> **Task to complete**
Every entry must be copied word for word.

> **Stored items**
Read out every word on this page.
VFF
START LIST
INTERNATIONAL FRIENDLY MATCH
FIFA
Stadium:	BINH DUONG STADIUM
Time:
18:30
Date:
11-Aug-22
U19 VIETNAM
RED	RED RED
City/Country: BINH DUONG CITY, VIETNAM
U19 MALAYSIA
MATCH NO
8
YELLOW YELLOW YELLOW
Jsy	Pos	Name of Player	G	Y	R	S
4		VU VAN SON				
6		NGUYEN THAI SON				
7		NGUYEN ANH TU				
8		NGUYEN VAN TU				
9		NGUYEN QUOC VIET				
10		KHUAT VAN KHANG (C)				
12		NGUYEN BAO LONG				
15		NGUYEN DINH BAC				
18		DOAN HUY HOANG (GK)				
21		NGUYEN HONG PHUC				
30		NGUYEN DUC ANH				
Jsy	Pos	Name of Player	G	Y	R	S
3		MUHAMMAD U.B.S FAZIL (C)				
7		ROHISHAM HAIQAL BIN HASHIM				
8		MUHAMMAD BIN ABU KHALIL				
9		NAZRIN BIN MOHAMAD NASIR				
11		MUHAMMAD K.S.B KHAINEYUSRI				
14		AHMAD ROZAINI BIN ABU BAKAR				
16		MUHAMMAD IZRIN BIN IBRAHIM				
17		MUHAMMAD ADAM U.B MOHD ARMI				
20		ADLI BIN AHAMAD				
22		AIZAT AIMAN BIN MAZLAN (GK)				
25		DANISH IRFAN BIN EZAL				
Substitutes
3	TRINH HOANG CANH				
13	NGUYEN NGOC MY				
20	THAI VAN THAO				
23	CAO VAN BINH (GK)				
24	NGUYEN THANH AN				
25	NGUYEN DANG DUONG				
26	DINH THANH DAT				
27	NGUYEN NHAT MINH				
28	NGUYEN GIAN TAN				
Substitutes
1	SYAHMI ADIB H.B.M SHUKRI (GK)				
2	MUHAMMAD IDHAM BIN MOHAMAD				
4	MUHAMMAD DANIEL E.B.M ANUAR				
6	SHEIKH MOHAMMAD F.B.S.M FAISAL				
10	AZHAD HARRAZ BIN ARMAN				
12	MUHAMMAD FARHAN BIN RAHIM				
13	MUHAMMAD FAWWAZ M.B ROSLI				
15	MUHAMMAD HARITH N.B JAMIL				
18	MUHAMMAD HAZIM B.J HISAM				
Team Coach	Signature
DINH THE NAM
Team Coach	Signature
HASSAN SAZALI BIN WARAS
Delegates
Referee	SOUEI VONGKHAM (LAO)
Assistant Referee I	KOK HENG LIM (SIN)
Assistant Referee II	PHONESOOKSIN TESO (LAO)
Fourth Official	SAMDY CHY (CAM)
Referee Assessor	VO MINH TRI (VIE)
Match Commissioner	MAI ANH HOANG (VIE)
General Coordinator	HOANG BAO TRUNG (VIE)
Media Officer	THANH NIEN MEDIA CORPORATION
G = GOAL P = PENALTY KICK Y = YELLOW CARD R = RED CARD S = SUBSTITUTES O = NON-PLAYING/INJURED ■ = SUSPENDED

> **Exercise output**
Read out every word on this page.
VFF
START LIST
INTERNATIONAL FRIENDLY MATCH
FIFA
Stadium:	BINH DUONG STADIUM
Time:
18:30
Date:
11-Aug-22
U19 VIETNAM
RED	RED RED
City/Country: BINH DUONG CITY, VIETNAM
U19 MALAYSIA
MATCH NO
8
YELLOW YELLOW YELLOW
Jsy	Pos	Name of Player	G	Y	R	S
4		VU VAN SON				
6		NGUYEN THAI SON				
7		NGUYEN ANH TU				
8		NGUYEN VAN TU				
9		NGUYEN QUOC VIET				
10		KHUAT VAN KHANG (C)				
12		NGUYEN BAO LONG				
15		NGUYEN DINH BAC				
18		DOAN HUY HOANG (GK)				
21		NGUYEN HONG PHUC				
30		NGUYEN DUC ANH				
Jsy	Pos	Name of Player	G	Y	R	S
3		MUHAMMAD U.B.S FAZIL (C)				
7		ROHISHAM HAIQAL BIN HASHIM				
8		MUHAMMAD BIN ABU KHALIL				
9		NAZRIN BIN MOHAMAD NASIR				
11		MUHAMMAD K.S.B KHAINEYUSRI				
14		AHMAD ROZAINI BIN ABU BAKAR				
16		MUHAMMAD IZRIN BIN IBRAHIM				
17		MUHAMMAD ADAM U.B MOHD ARMI				
20		ADLI BIN AHAMAD				
22		AIZAT AIMAN BIN MAZLAN (GK)				
25		DANISH IRFAN BIN EZAL				
Substitutes
3	TRINH HOANG CANH				
13	NGUYEN NGOC MY				
20	THAI VAN THAO				
23	CAO VAN BINH (GK)				
24	NGUYEN THANH AN				
25	NGUYEN DANG DUONG				
26	DINH THANH DAT				
27	NGUYEN NHAT MINH				
28	NGUYEN GIAN TAN				
Substitutes
1	SYAHMI ADIB H.B.M SHUKRI (GK)				
2	MUHAMMAD IDHAM BIN MOHAMAD				
4	MUHAMMAD DANIEL E.B.M ANUAR				
6	SHEIKH MOHAMMAD F.B.S.M FAISAL				
10	AZHAD HARRAZ BIN ARMAN				
12	MUHAMMAD FARHAN BIN RAHIM				
13	MUHAMMAD FAWWAZ M.B ROSLI				
15	MUHAMMAD HARITH N.B JAMIL				
18	MUHAMMAD HAZIM B.J HISAM				
Team Coach	Signature
DINH THE NAM
Team Coach	Signature
HASSAN SAZALI BIN WARAS
Delegates
Referee	SOUEI VONGKHAM (LAO)
Assistant Referee I	KOK HENG LIM (SIN)
Assistant Referee II	PHONESOOKSIN TESO (LAO)
Fourth Official	SAMDY CHY (CAM)
Referee Assessor	VO MINH TRI (VIE)
Match Commissioner	MAI ANH HOANG (VIE)
General Coordinator	HOANG BAO TRUNG (VIE)
Media Officer	THANH NIEN MEDIA CORPORATION
G = GOAL P = PENALTY KICK Y = YELLOW CARD R = RED CARD S = SUBSTITUTES O = NON-PLAYING/INJURED ■ = SUSPENDED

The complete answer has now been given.